### Set problem A
Copy the records from the line containing "y-tick-label: 10: [51, 270, 66, 284]" through the line containing "panel-energy-label: 26-97 keV: [519, 59, 581, 73]", swapping "light-curve-series" for "time-series" and leaving everything else as it is.

***** Page extract *****

A potential solution is a centralized MLFQ, with a lock to prevent contention issues. However, this has several performance problems:
- Lock Contention. If threads yield the processor frequently (i.e. lots of I/O), the lock could be highly contended, especially as processors increase.
- Cache Coherence Overhead. Due to the lock, the MLFQ data must be transferred between processor caches, causing additional overhead. In particular, this is done while holding the MLFQ lock, resulting in even more lock contention.
- Limited Cache Reuse. Since the MFLQ schedules threads to be run on the first available processor, a thread that previously ran on processor 1 might end up being scheduled to run on processor 2 next. This reduces the benefits of each processor's cache, and, moreover, data will need to be fetched from processor 1's cache into processor 2's cache.
Therefore, modern operating systems use a per-processor MLFQ. These processors use affinity scheduling—once a thread is scheduled on a processor, it is always returned to the same processor when rescheduled, to increase cache reuse. Rebalancing the processors' MLFQs occurs periodically, only if the imbalance is large enough to compensate for the time to reload processor caches for each thread.

***** Data excerpts *****

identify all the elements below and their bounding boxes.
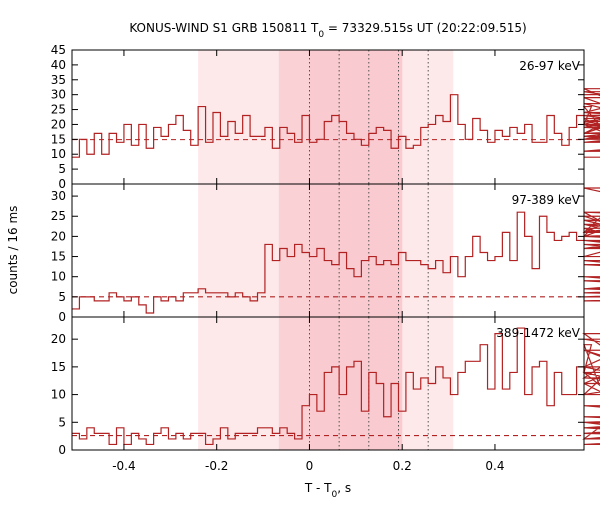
y-tick-label: 10: [51, 270, 66, 284]
y-tick-label: 25: [51, 103, 66, 117]
x-tick-label: 0: [306, 459, 314, 473]
y-tick-label: 0: [58, 177, 66, 191]
y-tick-label: 25: [51, 209, 66, 223]
y-tick-label: 10: [51, 147, 66, 161]
panel-energy-label: 97-389 keV: [512, 193, 581, 207]
y-tick-label: 20: [51, 117, 66, 131]
y-tick-label: 5: [58, 162, 66, 176]
light-curve-series: [72, 187, 600, 314]
y-tick-label: 5: [58, 415, 66, 429]
chart-title: KONUS-WIND S1 GRB 150811 T0 = 73329.515s…: [129, 21, 526, 40]
x-tick-label: -0.2: [205, 459, 228, 473]
x-tick-label: 0.4: [485, 459, 504, 473]
y-tick-label: 15: [51, 360, 66, 374]
y-tick-label: 30: [51, 189, 66, 203]
y-tick-label: 20: [51, 229, 66, 243]
panel-3: 0 5 10 15 20 389-1472 keV: [51, 316, 600, 457]
y-tick-label: 20: [51, 332, 66, 346]
x-axis-label: T - T0, s: [304, 481, 351, 500]
light-curve-series: [72, 327, 600, 446]
panel-energy-label: 26-97 keV: [519, 59, 581, 73]
y-tick-label: 45: [51, 43, 66, 57]
y-tick-label: 15: [51, 250, 66, 264]
panel-frame: [71, 316, 585, 451]
y-tick-label: 30: [51, 88, 66, 102]
y-tick-label: 35: [51, 73, 66, 87]
panel-2: 0 5 10 15 20 25 30 97-389 keV: [51, 183, 600, 324]
shaded-region-3: [309, 50, 403, 450]
panel-energy-label: 389-1472 keV: [496, 326, 580, 340]
x-tick-label: -0.4: [112, 459, 135, 473]
y-tick-label: 15: [51, 132, 66, 146]
y-tick-label: 40: [51, 58, 66, 72]
y-axis-label: counts / 16 ms: [6, 206, 20, 295]
x-tick-label: 0.2: [393, 459, 412, 473]
y-tick-label: 5: [58, 290, 66, 304]
shaded-regions: [198, 50, 454, 450]
y-tick-label: 0: [58, 310, 66, 324]
y-tick-label: 0: [58, 443, 66, 457]
y-tick-label: 10: [51, 388, 66, 402]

*****

### Set problem B
Extend the passage on multiprocessor thread scheduling, picking up after its final sentence.

### Exercise response A
y-tick-label: 10: [51, 270, 66, 284]
y-tick-label: 25: [51, 103, 66, 117]
x-tick-label: 0: [306, 459, 314, 473]
y-tick-label: 0: [58, 177, 66, 191]
y-tick-label: 25: [51, 209, 66, 223]
y-tick-label: 10: [51, 147, 66, 161]
panel-energy-label: 97-389 keV: [512, 193, 581, 207]
y-tick-label: 20: [51, 117, 66, 131]
y-tick-label: 5: [58, 162, 66, 176]
time-series: [72, 187, 600, 314]
y-tick-label: 5: [58, 415, 66, 429]
chart-title: KONUS-WIND S1 GRB 150811 T0 = 73329.515s…: [129, 21, 526, 40]
x-tick-label: -0.2: [205, 459, 228, 473]
x-tick-label: 0.4: [485, 459, 504, 473]
y-tick-label: 15: [51, 360, 66, 374]
y-tick-label: 30: [51, 189, 66, 203]
y-tick-label: 20: [51, 229, 66, 243]
panel-3: 0 5 10 15 20 389-1472 keV: [51, 316, 600, 457]
y-tick-label: 20: [51, 332, 66, 346]
x-axis-label: T - T0, s: [304, 481, 351, 500]
time-series: [72, 327, 600, 446]
panel-energy-label: 26-97 keV: [519, 59, 581, 73]

### Exercise response B
7.2.2 Scheduling Parallel Applications
Oblivious Scheduling
Oblivious scheduling describes an operating system that schedules threads while oblivious to the parallelization of the actual applications. Unfortunately, oblivious scheduling can be problematic for several reasons.
- Bulk synchronous delay. Commonly, parallel programs split works into equal sized chunks, and then synchronize at some barrier in the program. However, this results in the program relying on the latest finishing task, i.e. tail latency. Oblivious scheduling does not take this into consideration, and thus tail latency may be exorbitantly high.
- Producer-consumer delay. Some programs have a producer-consumer design pattern, in which the results of a thread are fed into the next thread, and so on, in sequence. Preempting a thread in this chain can stall all processors in the chain.
- Critical path delay. Most parallel programs have a critical path—minimum sequence of steps for the application to compute its result. Preempting a non-critical thread is okay, but preempting a thread on the critical path slows down the end result.
- Preemption of lock holder. Threads that are waiting for lock holder cannot acquire the lock. Frequently, parallel program will spin briefly to see if a lock will be released, before yielding back to the processor. This results in non-negligible overhead.
- I/O. Parallel applications frequently do I/O, which results in threads yielding to the processor. To keep the processor busy, it's desired to allocate more threads than processors to keep the processors busy. If the thread does not block on I/O, though (e.g. file read, contents are cached), then the processor has to multiplex threads onto processors—resulting in the above issues.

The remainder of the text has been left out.